**Excerpts from a figure dataset**:
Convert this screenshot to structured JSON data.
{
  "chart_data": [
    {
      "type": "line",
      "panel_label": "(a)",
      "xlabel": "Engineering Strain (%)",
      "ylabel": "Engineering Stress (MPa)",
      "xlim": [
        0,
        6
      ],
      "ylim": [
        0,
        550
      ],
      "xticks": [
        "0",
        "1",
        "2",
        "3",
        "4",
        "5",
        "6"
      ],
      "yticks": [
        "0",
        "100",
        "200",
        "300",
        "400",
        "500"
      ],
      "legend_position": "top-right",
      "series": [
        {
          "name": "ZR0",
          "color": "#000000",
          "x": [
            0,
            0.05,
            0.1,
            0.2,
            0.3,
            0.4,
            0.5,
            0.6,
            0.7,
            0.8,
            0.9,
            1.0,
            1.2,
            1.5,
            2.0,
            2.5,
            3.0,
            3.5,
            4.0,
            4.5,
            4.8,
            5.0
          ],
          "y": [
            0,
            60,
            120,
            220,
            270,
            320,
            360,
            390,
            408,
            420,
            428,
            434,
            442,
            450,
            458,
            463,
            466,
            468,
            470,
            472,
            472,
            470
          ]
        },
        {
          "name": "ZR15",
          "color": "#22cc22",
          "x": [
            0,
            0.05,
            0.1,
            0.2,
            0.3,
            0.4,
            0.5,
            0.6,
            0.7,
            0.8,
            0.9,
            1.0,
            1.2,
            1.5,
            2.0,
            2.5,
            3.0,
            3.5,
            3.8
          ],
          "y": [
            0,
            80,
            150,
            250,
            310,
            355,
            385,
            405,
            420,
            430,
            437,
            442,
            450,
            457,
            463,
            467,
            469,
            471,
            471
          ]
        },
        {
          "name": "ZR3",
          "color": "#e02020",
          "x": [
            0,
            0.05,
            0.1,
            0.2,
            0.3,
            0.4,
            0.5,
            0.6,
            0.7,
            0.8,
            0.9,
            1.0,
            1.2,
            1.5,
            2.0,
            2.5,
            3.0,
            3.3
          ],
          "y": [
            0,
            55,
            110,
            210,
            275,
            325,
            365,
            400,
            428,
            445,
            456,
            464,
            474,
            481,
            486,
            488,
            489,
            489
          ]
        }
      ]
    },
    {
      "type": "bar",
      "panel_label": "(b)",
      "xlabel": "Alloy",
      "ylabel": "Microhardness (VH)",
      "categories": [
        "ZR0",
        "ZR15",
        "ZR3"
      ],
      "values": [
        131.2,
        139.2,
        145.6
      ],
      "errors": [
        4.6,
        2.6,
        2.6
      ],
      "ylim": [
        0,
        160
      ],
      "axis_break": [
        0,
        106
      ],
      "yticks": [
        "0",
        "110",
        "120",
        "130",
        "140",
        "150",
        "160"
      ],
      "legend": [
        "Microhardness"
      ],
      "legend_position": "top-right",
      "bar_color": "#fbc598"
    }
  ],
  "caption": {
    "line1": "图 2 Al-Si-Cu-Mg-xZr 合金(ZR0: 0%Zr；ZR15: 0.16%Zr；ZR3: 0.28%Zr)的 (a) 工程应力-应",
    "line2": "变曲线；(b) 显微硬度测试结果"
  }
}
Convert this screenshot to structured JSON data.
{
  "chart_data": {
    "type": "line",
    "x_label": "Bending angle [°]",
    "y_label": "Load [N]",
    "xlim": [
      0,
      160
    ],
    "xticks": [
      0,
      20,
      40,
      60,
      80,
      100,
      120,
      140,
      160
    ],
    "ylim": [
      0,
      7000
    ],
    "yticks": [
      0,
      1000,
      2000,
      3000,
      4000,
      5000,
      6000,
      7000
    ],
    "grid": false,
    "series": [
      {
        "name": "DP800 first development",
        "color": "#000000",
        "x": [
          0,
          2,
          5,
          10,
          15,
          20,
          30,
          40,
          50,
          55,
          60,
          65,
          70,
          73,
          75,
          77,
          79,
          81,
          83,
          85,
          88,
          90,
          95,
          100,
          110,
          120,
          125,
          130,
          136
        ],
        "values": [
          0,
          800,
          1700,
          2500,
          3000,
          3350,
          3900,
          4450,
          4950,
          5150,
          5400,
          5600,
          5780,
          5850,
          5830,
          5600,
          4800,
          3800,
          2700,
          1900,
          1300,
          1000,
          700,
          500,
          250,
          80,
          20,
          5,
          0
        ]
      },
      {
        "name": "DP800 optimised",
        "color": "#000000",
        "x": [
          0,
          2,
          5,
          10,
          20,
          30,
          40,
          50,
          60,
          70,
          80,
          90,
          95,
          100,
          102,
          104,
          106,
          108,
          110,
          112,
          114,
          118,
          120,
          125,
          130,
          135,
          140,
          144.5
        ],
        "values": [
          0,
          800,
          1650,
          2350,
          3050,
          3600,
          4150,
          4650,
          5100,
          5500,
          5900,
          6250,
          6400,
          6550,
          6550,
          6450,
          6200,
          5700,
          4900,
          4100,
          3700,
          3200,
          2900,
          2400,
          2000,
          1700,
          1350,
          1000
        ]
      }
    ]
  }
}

**WHAT TO WORK ON**:
Using the material above, print every entry exactly as written.

**OUTPUT OF THE TASK**:
Convert this screenshot to structured JSON data.
{
  "chart_data": [
    {
      "type": "line",
      "panel_label": "(a)",
      "xlabel": "Engineering Strain (%)",
      "ylabel": "Engineering Stress (MPa)",
      "xlim": [
        0,
        6
      ],
      "ylim": [
        0,
        550
      ],
      "xticks": [
        "0",
        "1",
        "2",
        "3",
        "4",
        "5",
        "6"
      ],
      "yticks": [
        "0",
        "100",
        "200",
        "300",
        "400",
        "500"
      ],
      "legend_position": "top-right",
      "series": [
        {
          "name": "ZR0",
          "color": "#000000",
          "x": [
            0,
            0.05,
            0.1,
            0.2,
            0.3,
            0.4,
            0.5,
            0.6,
            0.7,
            0.8,
            0.9,
            1.0,
            1.2,
            1.5,
            2.0,
            2.5,
            3.0,
            3.5,
            4.0,
            4.5,
            4.8,
            5.0
          ],
          "y": [
            0,
            60,
            120,
            220,
            270,
            320,
            360,
            390,
            408,
            420,
            428,
            434,
            442,
            450,
            458,
            463,
            466,
            468,
            470,
            472,
            472,
            470
          ]
        },
        {
          "name": "ZR15",
          "color": "#22cc22",
          "x": [
            0,
            0.05,
            0.1,
            0.2,
            0.3,
            0.4,
            0.5,
            0.6,
            0.7,
            0.8,
            0.9,
            1.0,
            1.2,
            1.5,
            2.0,
            2.5,
            3.0,
            3.5,
            3.8
          ],
          "y": [
            0,
            80,
            150,
            250,
            310,
            355,
            385,
            405,
            420,
            430,
            437,
            442,
            450,
            457,
            463,
            467,
            469,
            471,
            471
          ]
        },
        {
          "name": "ZR3",
          "color": "#e02020",
          "x": [
            0,
            0.05,
            0.1,
            0.2,
            0.3,
            0.4,
            0.5,
            0.6,
            0.7,
            0.8,
            0.9,
            1.0,
            1.2,
            1.5,
            2.0,
            2.5,
            3.0,
            3.3
          ],
          "y": [
            0,
            55,
            110,
            210,
            275,
            325,
            365,
            400,
            428,
            445,
            456,
            464,
            474,
            481,
            486,
            488,
            489,
            489
          ]
        }
      ]
    },
    {
      "type": "bar",
      "panel_label": "(b)",
      "xlabel": "Alloy",
      "ylabel": "Microhardness (VH)",
      "categories": [
        "ZR0",
        "ZR15",
        "ZR3"
      ],
      "values": [
        131.2,
        139.2,
        145.6
      ],
      "errors": [
        4.6,
        2.6,
        2.6
      ],
      "ylim": [
        0,
        160
      ],
      "axis_break": [
        0,
        106
      ],
      "yticks": [
        "0",
        "110",
        "120",
        "130",
        "140",
        "150",
        "160"
      ],
      "legend": [
        "Microhardness"
      ],
      "legend_position": "top-right",
      "bar_color": "#fbc598"
    }
  ],
  "caption": {
    "line1": "图 2 Al-Si-Cu-Mg-xZr 合金(ZR0: 0%Zr；ZR15: 0.16%Zr；ZR3: 0.28%Zr)的 (a) 工程应力-应",
    "line2": "变曲线；(b) 显微硬度测试结果"
  }
}
Convert this screenshot to structured JSON data.
{
  "chart_data": {
    "type": "line",
    "x_label": "Bending angle [°]",
    "y_label": "Load [N]",
    "xlim": [
      0,
      160
    ],
    "xticks": [
      0,
      20,
      40,
      60,
      80,
      100,
      120,
      140,
      160
    ],
    "ylim": [
      0,
      7000
    ],
    "yticks": [
      0,
      1000,
      2000,
      3000,
      4000,
      5000,
      6000,
      7000
    ],
    "grid": false,
    "series": [
      {
        "name": "DP800 first development",
        "color": "#000000",
        "x": [
          0,
          2,
          5,
          10,
          15,
          20,
          30,
          40,
          50,
          55,
          60,
          65,
          70,
          73,
          75,
          77,
          79,
          81,
          83,
          85,
          88,
          90,
          95,
          100,
          110,
          120,
          125,
          130,
          136
        ],
        "values": [
          0,
          800,
          1700,
          2500,
          3000,
          3350,
          3900,
          4450,
          4950,
          5150,
          5400,
          5600,
          5780,
          5850,
          5830,
          5600,
          4800,
          3800,
          2700,
          1900,
          1300,
          1000,
          700,
          500,
          250,
          80,
          20,
          5,
          0
        ]
      },
      {
        "name": "DP800 optimised",
        "color": "#000000",
        "x": [
          0,
          2,
          5,
          10,
          20,
          30,
          40,
          50,
          60,
          70,
          80,
          90,
          95,
          100,
          102,
          104,
          106,
          108,
          110,
          112,
          114,
          118,
          120,
          125,
          130,
          135,
          140,
          144.5
        ],
        "values": [
          0,
          800,
          1650,
          2350,
          3050,
          3600,
          4150,
          4650,
          5100,
          5500,
          5900,
          6250,
          6400,
          6550,
          6550,
          6450,
          6200,
          5700,
          4900,
          4100,
          3700,
          3200,
          2900,
          2400,
          2000,
          1700,
          1350,
          1000
        ]
      }
    ]
  }
}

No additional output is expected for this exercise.